- Rows -
* Begin *

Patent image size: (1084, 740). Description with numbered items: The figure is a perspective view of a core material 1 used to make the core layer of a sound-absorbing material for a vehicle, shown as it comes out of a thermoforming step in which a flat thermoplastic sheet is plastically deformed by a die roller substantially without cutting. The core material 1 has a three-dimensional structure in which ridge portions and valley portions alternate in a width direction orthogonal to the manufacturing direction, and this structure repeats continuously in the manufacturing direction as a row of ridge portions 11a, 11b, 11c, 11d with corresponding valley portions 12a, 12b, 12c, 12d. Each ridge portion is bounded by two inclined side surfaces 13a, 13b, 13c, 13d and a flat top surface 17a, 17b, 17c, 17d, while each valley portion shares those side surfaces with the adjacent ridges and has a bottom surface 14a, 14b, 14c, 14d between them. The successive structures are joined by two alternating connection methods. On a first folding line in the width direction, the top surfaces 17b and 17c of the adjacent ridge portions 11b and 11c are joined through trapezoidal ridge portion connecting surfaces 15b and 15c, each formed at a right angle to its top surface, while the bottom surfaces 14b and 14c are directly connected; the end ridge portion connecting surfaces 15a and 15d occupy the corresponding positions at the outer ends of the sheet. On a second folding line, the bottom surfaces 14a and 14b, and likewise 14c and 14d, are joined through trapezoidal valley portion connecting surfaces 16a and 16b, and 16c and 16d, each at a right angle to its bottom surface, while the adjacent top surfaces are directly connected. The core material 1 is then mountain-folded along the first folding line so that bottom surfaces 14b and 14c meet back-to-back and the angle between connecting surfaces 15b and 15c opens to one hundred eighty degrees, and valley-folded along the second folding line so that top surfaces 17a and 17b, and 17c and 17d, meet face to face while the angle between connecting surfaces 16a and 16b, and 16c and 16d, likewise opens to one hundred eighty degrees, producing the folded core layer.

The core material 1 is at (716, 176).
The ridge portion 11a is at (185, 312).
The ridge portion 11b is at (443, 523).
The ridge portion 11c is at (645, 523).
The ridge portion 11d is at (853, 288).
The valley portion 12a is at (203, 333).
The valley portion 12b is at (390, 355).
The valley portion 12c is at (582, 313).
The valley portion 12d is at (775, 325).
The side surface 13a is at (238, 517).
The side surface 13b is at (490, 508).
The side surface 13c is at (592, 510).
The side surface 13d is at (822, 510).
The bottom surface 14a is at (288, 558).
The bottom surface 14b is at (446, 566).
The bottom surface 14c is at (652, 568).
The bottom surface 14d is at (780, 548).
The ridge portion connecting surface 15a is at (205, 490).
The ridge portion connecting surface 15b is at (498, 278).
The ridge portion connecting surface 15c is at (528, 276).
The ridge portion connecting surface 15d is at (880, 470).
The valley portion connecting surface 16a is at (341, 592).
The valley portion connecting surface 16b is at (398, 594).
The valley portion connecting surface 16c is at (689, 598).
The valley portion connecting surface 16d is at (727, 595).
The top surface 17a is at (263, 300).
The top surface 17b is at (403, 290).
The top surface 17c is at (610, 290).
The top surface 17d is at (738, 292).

* End *

- Given request -
Tally the lines in the entries above that contain the string "material", matching case exactly. Reply with the number only.

- Exercise answer -
2